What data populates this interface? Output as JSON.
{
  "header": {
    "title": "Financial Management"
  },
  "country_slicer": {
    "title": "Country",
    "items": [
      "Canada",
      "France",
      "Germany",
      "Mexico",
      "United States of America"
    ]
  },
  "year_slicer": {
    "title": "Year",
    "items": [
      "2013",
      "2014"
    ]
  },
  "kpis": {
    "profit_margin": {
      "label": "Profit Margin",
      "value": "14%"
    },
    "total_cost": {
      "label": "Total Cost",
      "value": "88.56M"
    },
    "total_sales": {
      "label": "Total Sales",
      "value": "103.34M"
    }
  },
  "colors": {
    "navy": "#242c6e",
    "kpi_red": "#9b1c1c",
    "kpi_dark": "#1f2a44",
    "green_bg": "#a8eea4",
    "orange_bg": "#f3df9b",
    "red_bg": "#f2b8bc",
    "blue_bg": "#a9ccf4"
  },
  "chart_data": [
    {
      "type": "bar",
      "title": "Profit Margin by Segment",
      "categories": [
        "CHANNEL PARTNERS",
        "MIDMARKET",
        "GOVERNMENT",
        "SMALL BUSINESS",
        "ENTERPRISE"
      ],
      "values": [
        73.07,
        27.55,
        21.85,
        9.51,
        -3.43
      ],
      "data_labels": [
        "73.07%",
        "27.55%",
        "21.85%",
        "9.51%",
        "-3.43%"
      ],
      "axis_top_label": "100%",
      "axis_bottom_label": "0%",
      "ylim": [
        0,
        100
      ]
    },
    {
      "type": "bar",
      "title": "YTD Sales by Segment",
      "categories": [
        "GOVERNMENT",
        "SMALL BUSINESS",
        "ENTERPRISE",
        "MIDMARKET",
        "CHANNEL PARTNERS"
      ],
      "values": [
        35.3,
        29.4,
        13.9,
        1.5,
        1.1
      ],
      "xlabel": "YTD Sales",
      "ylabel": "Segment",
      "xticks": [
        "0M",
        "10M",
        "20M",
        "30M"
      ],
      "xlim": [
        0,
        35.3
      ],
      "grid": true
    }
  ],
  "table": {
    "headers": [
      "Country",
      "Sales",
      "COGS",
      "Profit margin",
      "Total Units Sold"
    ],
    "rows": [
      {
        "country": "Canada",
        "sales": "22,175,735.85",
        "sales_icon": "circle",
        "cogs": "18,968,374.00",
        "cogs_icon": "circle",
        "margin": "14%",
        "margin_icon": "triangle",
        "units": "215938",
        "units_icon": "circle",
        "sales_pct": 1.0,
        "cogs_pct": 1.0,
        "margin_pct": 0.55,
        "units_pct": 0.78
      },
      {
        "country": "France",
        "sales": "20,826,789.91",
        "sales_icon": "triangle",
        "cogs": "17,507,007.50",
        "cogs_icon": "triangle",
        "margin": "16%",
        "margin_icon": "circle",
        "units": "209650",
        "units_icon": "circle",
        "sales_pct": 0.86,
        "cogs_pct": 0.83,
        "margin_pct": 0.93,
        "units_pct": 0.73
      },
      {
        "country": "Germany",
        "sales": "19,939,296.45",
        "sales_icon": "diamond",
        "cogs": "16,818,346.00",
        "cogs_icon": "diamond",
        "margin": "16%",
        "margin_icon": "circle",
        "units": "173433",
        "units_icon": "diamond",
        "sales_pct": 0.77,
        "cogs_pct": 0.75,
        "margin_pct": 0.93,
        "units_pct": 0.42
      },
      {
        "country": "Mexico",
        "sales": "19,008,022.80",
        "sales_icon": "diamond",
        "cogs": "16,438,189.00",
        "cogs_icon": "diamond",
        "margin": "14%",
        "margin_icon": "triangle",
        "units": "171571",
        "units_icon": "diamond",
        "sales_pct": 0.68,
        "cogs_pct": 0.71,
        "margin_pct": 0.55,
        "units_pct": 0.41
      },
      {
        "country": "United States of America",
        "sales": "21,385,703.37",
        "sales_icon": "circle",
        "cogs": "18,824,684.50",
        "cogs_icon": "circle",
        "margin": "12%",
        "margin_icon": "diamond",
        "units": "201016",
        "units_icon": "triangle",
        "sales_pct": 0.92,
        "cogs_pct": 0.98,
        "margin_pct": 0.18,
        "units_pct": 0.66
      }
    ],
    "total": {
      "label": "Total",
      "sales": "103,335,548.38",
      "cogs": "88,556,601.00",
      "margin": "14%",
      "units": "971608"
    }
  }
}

━━━━━━━━━━

§ **WHAT IS EXPECTED**
Your task is to repeat each line of the material exactly.

§ **EXERCISE RESULT**
What data populates this interface? Output as JSON.
{
  "header": {
    "title": "Financial Management"
  },
  "country_slicer": {
    "title": "Country",
    "items": [
      "Canada",
      "France",
      "Germany",
      "Mexico",
      "United States of America"
    ]
  },
  "year_slicer": {
    "title": "Year",
    "items": [
      "2013",
      "2014"
    ]
  },
  "kpis": {
    "profit_margin": {
      "label": "Profit Margin",
      "value": "14%"
    },
    "total_cost": {
      "label": "Total Cost",
      "value": "88.56M"
    },
    "total_sales": {
      "label": "Total Sales",
      "value": "103.34M"
    }
  },
  "colors": {
    "navy": "#242c6e",
    "kpi_red": "#9b1c1c",
    "kpi_dark": "#1f2a44",
    "green_bg": "#a8eea4",
    "orange_bg": "#f3df9b",
    "red_bg": "#f2b8bc",
    "blue_bg": "#a9ccf4"
  },
  "chart_data": [
    {
      "type": "bar",
      "title": "Profit Margin by Segment",
      "categories": [
        "CHANNEL PARTNERS",
        "MIDMARKET",
        "GOVERNMENT",
        "SMALL BUSINESS",
        "ENTERPRISE"
      ],
      "values": [
        73.07,
        27.55,
        21.85,
        9.51,
        -3.43
      ],
      "data_labels": [
        "73.07%",
        "27.55%",
        "21.85%",
        "9.51%",
        "-3.43%"
      ],
      "axis_top_label": "100%",
      "axis_bottom_label": "0%",
      "ylim": [
        0,
        100
      ]
    },
    {
      "type": "bar",
      "title": "YTD Sales by Segment",
      "categories": [
        "GOVERNMENT",
        "SMALL BUSINESS",
        "ENTERPRISE",
        "MIDMARKET",
        "CHANNEL PARTNERS"
      ],
      "values": [
        35.3,
        29.4,
        13.9,
        1.5,
        1.1
      ],
      "xlabel": "YTD Sales",
      "ylabel": "Segment",
      "xticks": [
        "0M",
        "10M",
        "20M",
        "30M"
      ],
      "xlim": [
        0,
        35.3
      ],
      "grid": true
    }
  ],
  "table": {
    "headers": [
      "Country",
      "Sales",
      "COGS",
      "Profit margin",
      "Total Units Sold"
    ],
    "rows": [
      {
        "country": "Canada",
        "sales": "22,175,735.85",
        "sales_icon": "circle",
        "cogs": "18,968,374.00",
        "cogs_icon": "circle",
        "margin": "14%",
        "margin_icon": "triangle",
        "units": "215938",
        "units_icon": "circle",
        "sales_pct": 1.0,
        "cogs_pct": 1.0,
        "margin_pct": 0.55,
        "units_pct": 0.78
      },
      {
        "country": "France",
        "sales": "20,826,789.91",
        "sales_icon": "triangle",
        "cogs": "17,507,007.50",
        "cogs_icon": "triangle",
        "margin": "16%",
        "margin_icon": "circle",
        "units": "209650",
        "units_icon": "circle",
        "sales_pct": 0.86,
        "cogs_pct": 0.83,
        "margin_pct": 0.93,
        "units_pct": 0.73
      },
      {
        "country": "Germany",
        "sales": "19,939,296.45",
        "sales_icon": "diamond",
        "cogs": "16,818,346.00",
        "cogs_icon": "diamond",
        "margin": "16%",
        "margin_icon": "circle",
        "units": "173433",
        "units_icon": "diamond",
        "sales_pct": 0.77,
        "cogs_pct": 0.75,
        "margin_pct": 0.93,
        "units_pct": 0.42
      },
      {
        "country": "Mexico",
        "sales": "19,008,022.80",
        "sales_icon": "diamond",
        "cogs": "16,438,189.00",
        "cogs_icon": "diamond",
        "margin": "14%",
        "margin_icon": "triangle",
        "units": "171571",
        "units_icon": "diamond",
        "sales_pct": 0.68,
        "cogs_pct": 0.71,
        "margin_pct": 0.55,
        "units_pct": 0.41
      },
      {
        "country": "United States of America",
        "sales": "21,385,703.37",
        "sales_icon": "circle",
        "cogs": "18,824,684.50",
        "cogs_icon": "circle",
        "margin": "12%",
        "margin_icon": "diamond",
        "units": "201016",
        "units_icon": "triangle",
        "sales_pct": 0.92,
        "cogs_pct": 0.98,
        "margin_pct": 0.18,
        "units_pct": 0.66
      }
    ],
    "total": {
      "label": "Total",
      "sales": "103,335,548.38",
      "cogs": "88,556,601.00",
      "margin": "14%",
      "units": "971608"
    }
  }
}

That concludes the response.